[A block of data]
※ ※ ※

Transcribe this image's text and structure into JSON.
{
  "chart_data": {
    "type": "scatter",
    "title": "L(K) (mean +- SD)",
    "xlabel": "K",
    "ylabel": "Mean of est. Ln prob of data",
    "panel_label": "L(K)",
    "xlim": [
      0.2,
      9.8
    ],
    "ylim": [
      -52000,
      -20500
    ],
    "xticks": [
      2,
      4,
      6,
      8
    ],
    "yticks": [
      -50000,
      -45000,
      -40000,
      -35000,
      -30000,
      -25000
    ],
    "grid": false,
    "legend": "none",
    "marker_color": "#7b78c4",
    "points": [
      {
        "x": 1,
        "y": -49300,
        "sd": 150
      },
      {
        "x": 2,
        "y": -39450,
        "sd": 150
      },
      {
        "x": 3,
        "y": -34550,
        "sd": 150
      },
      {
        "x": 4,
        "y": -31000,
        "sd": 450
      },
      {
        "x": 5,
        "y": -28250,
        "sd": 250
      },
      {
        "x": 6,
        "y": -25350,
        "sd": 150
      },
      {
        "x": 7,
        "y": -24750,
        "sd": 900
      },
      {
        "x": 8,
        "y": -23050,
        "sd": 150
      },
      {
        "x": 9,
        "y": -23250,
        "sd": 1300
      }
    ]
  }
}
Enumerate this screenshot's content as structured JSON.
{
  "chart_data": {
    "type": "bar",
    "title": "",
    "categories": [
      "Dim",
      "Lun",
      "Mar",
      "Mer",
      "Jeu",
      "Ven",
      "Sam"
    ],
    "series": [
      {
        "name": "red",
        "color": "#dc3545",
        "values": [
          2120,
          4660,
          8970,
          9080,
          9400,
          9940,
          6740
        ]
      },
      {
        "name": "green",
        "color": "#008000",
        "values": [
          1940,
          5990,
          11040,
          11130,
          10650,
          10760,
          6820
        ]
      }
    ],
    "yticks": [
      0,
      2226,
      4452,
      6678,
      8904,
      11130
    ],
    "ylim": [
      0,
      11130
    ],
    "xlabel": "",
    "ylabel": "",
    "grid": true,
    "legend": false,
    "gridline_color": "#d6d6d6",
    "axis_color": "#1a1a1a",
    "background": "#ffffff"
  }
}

※ ※ ※

In the entries above, identify every line with the word "this". Copy those lines.

Transcribe this image's text and structure into JSON.
Enumerate this screenshot's content as structured JSON.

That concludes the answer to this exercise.